Entries from a page text dataset
———

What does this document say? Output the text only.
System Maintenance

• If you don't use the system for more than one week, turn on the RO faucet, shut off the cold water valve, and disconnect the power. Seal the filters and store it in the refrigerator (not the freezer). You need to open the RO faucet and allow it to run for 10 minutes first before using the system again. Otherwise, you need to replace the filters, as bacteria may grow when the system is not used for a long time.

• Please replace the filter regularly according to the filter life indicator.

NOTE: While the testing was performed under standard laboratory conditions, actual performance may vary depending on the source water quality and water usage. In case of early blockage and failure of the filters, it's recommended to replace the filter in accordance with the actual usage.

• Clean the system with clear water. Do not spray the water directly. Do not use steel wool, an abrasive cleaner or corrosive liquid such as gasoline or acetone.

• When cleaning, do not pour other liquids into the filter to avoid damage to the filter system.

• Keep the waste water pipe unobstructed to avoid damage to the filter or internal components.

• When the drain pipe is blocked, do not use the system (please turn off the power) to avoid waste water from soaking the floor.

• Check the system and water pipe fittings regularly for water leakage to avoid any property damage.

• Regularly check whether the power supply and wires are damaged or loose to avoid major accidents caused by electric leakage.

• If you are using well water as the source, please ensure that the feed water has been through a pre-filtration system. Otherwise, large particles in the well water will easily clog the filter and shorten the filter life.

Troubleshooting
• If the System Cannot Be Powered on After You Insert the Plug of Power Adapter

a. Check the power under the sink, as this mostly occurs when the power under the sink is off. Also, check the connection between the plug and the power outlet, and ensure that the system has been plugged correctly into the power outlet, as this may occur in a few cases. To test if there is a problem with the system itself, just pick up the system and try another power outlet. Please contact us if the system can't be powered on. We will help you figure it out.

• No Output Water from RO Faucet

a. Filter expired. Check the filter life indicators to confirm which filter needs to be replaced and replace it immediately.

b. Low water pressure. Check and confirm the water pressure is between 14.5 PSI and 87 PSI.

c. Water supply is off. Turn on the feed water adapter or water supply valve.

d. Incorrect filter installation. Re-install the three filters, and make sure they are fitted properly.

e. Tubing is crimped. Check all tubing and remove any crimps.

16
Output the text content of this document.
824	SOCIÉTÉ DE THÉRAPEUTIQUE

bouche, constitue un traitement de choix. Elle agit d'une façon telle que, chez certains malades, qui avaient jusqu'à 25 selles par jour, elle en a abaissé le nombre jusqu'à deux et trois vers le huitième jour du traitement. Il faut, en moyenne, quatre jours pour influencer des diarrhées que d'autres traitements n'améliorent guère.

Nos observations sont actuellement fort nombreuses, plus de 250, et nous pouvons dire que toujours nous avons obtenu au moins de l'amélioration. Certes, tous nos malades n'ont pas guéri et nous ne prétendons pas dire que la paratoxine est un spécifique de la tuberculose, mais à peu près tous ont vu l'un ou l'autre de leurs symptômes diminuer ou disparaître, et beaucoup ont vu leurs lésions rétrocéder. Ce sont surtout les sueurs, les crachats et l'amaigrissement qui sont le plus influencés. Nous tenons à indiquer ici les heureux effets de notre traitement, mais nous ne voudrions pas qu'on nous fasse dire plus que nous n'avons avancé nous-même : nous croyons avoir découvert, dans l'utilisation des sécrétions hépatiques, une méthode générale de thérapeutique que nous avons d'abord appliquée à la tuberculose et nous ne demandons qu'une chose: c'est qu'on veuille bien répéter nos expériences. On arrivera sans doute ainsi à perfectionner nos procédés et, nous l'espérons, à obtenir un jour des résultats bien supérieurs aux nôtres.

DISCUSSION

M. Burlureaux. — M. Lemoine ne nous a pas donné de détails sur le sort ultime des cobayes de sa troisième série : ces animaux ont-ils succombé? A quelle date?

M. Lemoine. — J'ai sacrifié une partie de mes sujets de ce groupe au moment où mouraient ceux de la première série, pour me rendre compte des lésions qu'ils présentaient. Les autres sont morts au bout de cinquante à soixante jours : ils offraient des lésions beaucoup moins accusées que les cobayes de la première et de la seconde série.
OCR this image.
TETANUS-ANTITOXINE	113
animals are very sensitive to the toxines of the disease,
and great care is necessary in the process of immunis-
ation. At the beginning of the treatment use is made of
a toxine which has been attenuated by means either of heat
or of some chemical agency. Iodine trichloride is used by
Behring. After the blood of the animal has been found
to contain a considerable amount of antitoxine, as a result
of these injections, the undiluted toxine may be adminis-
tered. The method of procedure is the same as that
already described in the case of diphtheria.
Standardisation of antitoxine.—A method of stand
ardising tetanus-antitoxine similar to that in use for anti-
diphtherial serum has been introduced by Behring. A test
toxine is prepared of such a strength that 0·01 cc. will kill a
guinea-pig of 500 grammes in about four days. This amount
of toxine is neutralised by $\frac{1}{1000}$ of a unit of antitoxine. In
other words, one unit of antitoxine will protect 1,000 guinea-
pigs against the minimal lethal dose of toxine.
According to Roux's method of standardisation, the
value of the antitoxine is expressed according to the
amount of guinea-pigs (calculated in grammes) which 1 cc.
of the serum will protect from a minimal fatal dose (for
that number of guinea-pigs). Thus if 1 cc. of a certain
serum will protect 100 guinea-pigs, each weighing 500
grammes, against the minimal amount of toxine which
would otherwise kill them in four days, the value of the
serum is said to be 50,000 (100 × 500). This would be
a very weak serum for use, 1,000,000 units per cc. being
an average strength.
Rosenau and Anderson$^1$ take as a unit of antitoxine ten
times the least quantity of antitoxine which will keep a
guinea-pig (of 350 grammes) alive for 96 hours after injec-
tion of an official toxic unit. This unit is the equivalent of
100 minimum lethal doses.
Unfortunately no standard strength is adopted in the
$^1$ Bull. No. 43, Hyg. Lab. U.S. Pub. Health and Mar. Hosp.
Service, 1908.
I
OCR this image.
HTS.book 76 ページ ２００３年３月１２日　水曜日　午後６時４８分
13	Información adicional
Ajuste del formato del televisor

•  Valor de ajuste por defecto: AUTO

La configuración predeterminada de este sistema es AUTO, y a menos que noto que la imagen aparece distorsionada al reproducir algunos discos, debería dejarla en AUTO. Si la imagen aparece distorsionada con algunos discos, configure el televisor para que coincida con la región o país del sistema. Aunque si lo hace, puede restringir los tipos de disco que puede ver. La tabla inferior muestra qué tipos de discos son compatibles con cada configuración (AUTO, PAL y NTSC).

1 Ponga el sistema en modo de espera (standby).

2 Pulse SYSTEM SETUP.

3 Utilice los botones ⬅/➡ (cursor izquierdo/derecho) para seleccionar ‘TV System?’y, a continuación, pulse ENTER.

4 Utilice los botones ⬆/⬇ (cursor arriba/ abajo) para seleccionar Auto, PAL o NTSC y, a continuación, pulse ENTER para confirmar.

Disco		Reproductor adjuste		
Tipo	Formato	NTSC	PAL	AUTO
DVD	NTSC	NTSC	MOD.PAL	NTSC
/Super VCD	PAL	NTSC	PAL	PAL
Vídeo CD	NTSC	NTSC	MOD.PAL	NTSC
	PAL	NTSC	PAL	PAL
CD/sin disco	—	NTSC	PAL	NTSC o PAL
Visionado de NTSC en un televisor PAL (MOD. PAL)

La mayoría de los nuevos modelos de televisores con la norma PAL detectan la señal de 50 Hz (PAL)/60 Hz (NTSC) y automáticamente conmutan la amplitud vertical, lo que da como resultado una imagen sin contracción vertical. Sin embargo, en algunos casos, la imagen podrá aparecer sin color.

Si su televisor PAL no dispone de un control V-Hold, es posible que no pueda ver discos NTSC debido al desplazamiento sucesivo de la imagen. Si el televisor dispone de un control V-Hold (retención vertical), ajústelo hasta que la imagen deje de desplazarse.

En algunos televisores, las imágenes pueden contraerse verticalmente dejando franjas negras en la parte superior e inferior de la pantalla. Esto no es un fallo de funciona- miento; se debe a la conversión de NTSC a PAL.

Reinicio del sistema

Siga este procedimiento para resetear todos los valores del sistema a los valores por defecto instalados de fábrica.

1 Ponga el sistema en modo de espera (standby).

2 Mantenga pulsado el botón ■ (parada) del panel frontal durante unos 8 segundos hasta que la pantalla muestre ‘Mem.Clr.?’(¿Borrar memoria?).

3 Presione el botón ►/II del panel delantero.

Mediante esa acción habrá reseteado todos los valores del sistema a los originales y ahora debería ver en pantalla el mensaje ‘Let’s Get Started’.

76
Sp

———

Requirement: Report back every line of the entries in which "seleccionar" occurs.

Task response:
3 Utilice los botones ⬅/➡ (cursor izquierdo/derecho) para seleccionar ‘TV System?’y, a continuación, pulse ENTER.
4 Utilice los botones ⬆/⬇ (cursor arriba/ abajo) para seleccionar Auto, PAL o NTSC y, a continuación, pulse ENTER para confirmar.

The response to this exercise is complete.